───── EXERCISE MATERIALS ─────
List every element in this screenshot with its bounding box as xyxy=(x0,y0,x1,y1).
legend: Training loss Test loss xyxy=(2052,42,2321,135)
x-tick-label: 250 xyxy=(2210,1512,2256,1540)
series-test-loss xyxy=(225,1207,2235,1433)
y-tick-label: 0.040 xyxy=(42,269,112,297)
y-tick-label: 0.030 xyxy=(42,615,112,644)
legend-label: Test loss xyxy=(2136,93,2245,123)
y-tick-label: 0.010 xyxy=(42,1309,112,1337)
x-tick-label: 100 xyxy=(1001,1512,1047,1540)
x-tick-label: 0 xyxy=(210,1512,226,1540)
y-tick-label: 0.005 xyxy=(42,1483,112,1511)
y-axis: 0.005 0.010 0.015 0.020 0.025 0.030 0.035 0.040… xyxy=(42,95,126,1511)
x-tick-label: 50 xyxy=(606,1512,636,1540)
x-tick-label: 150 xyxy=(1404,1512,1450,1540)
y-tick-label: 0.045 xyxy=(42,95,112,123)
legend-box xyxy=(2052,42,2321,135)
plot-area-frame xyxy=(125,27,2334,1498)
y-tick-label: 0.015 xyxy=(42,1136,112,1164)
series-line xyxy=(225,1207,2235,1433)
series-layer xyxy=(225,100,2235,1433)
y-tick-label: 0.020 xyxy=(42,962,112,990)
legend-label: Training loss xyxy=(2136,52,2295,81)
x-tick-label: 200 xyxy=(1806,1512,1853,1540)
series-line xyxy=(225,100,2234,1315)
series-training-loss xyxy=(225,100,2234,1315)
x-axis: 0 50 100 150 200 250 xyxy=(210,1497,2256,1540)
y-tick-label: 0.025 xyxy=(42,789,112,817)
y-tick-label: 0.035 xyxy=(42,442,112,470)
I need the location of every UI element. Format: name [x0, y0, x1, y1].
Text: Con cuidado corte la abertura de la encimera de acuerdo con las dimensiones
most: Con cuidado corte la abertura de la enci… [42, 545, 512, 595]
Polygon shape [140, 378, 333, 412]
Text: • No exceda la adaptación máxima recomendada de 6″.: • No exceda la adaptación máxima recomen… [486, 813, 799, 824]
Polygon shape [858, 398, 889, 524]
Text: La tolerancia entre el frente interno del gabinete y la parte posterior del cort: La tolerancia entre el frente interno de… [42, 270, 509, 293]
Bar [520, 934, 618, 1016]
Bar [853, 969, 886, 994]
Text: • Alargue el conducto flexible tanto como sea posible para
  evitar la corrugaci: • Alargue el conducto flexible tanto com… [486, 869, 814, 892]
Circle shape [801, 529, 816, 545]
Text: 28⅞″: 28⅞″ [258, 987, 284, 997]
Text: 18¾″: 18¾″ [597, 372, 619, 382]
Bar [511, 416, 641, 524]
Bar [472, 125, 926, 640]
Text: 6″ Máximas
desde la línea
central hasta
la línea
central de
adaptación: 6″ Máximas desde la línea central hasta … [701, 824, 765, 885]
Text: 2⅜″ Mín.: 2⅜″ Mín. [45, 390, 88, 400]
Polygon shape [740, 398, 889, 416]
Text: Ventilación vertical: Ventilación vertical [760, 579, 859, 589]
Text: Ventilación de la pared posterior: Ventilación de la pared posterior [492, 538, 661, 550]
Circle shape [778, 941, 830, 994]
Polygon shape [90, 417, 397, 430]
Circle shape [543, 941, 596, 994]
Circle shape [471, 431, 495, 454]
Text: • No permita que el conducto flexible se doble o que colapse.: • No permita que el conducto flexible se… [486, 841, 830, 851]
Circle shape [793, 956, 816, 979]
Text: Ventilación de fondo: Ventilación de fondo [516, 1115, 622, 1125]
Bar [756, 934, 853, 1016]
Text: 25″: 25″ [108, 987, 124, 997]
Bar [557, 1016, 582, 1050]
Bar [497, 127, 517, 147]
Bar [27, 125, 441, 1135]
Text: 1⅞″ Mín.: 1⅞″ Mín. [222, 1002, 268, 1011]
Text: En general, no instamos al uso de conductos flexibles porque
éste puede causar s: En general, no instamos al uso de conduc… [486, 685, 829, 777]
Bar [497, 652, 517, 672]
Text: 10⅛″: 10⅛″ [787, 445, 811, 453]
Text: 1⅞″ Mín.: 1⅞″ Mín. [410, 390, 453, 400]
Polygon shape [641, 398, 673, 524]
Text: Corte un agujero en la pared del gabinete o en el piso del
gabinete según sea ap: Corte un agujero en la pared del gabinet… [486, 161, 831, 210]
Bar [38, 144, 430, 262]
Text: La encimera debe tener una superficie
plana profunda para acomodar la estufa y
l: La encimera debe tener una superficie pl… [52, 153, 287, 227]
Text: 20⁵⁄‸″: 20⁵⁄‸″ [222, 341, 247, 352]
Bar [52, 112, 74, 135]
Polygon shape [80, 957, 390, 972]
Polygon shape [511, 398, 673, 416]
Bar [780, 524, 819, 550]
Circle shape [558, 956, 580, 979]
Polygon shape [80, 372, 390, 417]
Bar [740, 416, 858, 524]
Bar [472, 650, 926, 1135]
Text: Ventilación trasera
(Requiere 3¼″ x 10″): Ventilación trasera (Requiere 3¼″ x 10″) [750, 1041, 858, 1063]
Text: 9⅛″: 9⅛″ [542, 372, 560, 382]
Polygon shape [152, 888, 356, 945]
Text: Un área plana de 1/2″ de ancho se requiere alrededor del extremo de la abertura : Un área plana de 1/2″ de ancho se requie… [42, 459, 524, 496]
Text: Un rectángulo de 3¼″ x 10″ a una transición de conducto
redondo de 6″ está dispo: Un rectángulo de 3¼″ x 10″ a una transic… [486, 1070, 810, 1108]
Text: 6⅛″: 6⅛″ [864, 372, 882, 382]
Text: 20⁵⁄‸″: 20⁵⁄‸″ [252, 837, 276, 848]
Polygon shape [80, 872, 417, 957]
─────
→ **TASK OBJECTIVE**: Reproduce the full listing, swapping each occurrence of "series-line" for "series-path" and leaving everything else unchanged.

→ **ANSWER**:
List every element in this screenshot with its bounding box as xyxy=(x0,y0,x1,y1).
legend: Training loss Test loss xyxy=(2052,42,2321,135)
x-tick-label: 250 xyxy=(2210,1512,2256,1540)
series-test-loss xyxy=(225,1207,2235,1433)
y-tick-label: 0.040 xyxy=(42,269,112,297)
y-tick-label: 0.030 xyxy=(42,615,112,644)
legend-label: Test loss xyxy=(2136,93,2245,123)
y-tick-label: 0.010 xyxy=(42,1309,112,1337)
x-tick-label: 100 xyxy=(1001,1512,1047,1540)
x-tick-label: 0 xyxy=(210,1512,226,1540)
y-tick-label: 0.005 xyxy=(42,1483,112,1511)
y-axis: 0.005 0.010 0.015 0.020 0.025 0.030 0.035 0.040… xyxy=(42,95,126,1511)
x-tick-label: 50 xyxy=(606,1512,636,1540)
x-tick-label: 150 xyxy=(1404,1512,1450,1540)
y-tick-label: 0.045 xyxy=(42,95,112,123)
legend-box xyxy=(2052,42,2321,135)
plot-area-frame xyxy=(125,27,2334,1498)
y-tick-label: 0.015 xyxy=(42,1136,112,1164)
series-path xyxy=(225,1207,2235,1433)
series-layer xyxy=(225,100,2235,1433)
y-tick-label: 0.020 xyxy=(42,962,112,990)
legend-label: Training loss xyxy=(2136,52,2295,81)
x-tick-label: 200 xyxy=(1806,1512,1853,1540)
series-path xyxy=(225,100,2234,1315)
series-training-loss xyxy=(225,100,2234,1315)
x-axis: 0 50 100 150 200 250 xyxy=(210,1497,2256,1540)
y-tick-label: 0.025 xyxy=(42,789,112,817)
y-tick-label: 0.035 xyxy=(42,442,112,470)
I need the location of every UI element. Format: name [x0, y0, x1, y1].
Text: Con cuidado corte la abertura de la encimera de acuerdo con las dimensiones
most: Con cuidado corte la abertura de la enci… [42, 545, 512, 595]
Polygon shape [140, 378, 333, 412]
Text: • No exceda la adaptación máxima recomendada de 6″.: • No exceda la adaptación máxima recomen… [486, 813, 799, 824]
Polygon shape [858, 398, 889, 524]
Text: La tolerancia entre el frente interno del gabinete y la parte posterior del cort: La tolerancia entre el frente interno de… [42, 270, 509, 293]
Bar [520, 934, 618, 1016]
Bar [853, 969, 886, 994]
Text: • Alargue el conducto flexible tanto como sea posible para
  evitar la corrugaci: • Alargue el conducto flexible tanto com… [486, 869, 814, 892]
Circle shape [801, 529, 816, 545]
Text: 28⅞″: 28⅞″ [258, 987, 284, 997]
Text: 18¾″: 18¾″ [597, 372, 619, 382]
Bar [511, 416, 641, 524]
Bar [472, 125, 926, 640]
Text: 6″ Máximas
desde la línea
central hasta
la línea
central de
adaptación: 6″ Máximas desde la línea central hasta … [701, 824, 765, 885]
Text: 2⅜″ Mín.: 2⅜″ Mín. [45, 390, 88, 400]
Polygon shape [740, 398, 889, 416]
Text: Ventilación vertical: Ventilación vertical [760, 579, 859, 589]
Text: Ventilación de la pared posterior: Ventilación de la pared posterior [492, 538, 661, 550]
Circle shape [778, 941, 830, 994]
Polygon shape [90, 417, 397, 430]
Circle shape [543, 941, 596, 994]
Circle shape [471, 431, 495, 454]
Text: • No permita que el conducto flexible se doble o que colapse.: • No permita que el conducto flexible se… [486, 841, 830, 851]
Circle shape [793, 956, 816, 979]
Text: Ventilación de fondo: Ventilación de fondo [516, 1115, 622, 1125]
Bar [756, 934, 853, 1016]
Text: 25″: 25″ [108, 987, 124, 997]
Bar [557, 1016, 582, 1050]
Bar [497, 127, 517, 147]
Bar [27, 125, 441, 1135]
Text: 1⅞″ Mín.: 1⅞″ Mín. [222, 1002, 268, 1011]
Text: En general, no instamos al uso de conductos flexibles porque
éste puede causar s: En general, no instamos al uso de conduc… [486, 685, 829, 777]
Bar [497, 652, 517, 672]
Text: 10⅛″: 10⅛″ [787, 445, 811, 453]
Text: 1⅞″ Mín.: 1⅞″ Mín. [410, 390, 453, 400]
Polygon shape [641, 398, 673, 524]
Text: Corte un agujero en la pared del gabinete o en el piso del
gabinete según sea ap: Corte un agujero en la pared del gabinet… [486, 161, 831, 210]
Bar [38, 144, 430, 262]
Text: La encimera debe tener una superficie
plana profunda para acomodar la estufa y
l: La encimera debe tener una superficie pl… [52, 153, 287, 227]
Text: 20⁵⁄‸″: 20⁵⁄‸″ [222, 341, 247, 352]
Bar [52, 112, 74, 135]
Polygon shape [80, 957, 390, 972]
Polygon shape [511, 398, 673, 416]
Bar [780, 524, 819, 550]
Circle shape [558, 956, 580, 979]
Polygon shape [80, 372, 390, 417]
Bar [740, 416, 858, 524]
Bar [472, 650, 926, 1135]
Text: Ventilación trasera
(Requiere 3¼″ x 10″): Ventilación trasera (Requiere 3¼″ x 10″) [750, 1041, 858, 1063]
Text: 9⅛″: 9⅛″ [542, 372, 560, 382]
Polygon shape [152, 888, 356, 945]
Text: Un área plana de 1/2″ de ancho se requiere alrededor del extremo de la abertura : Un área plana de 1/2″ de ancho se requie… [42, 459, 524, 496]
Text: Un rectángulo de 3¼″ x 10″ a una transición de conducto
redondo de 6″ está dispo: Un rectángulo de 3¼″ x 10″ a una transic… [486, 1070, 810, 1108]
Text: 6⅛″: 6⅛″ [864, 372, 882, 382]
Text: 20⁵⁄‸″: 20⁵⁄‸″ [252, 837, 276, 848]
Polygon shape [80, 872, 417, 957]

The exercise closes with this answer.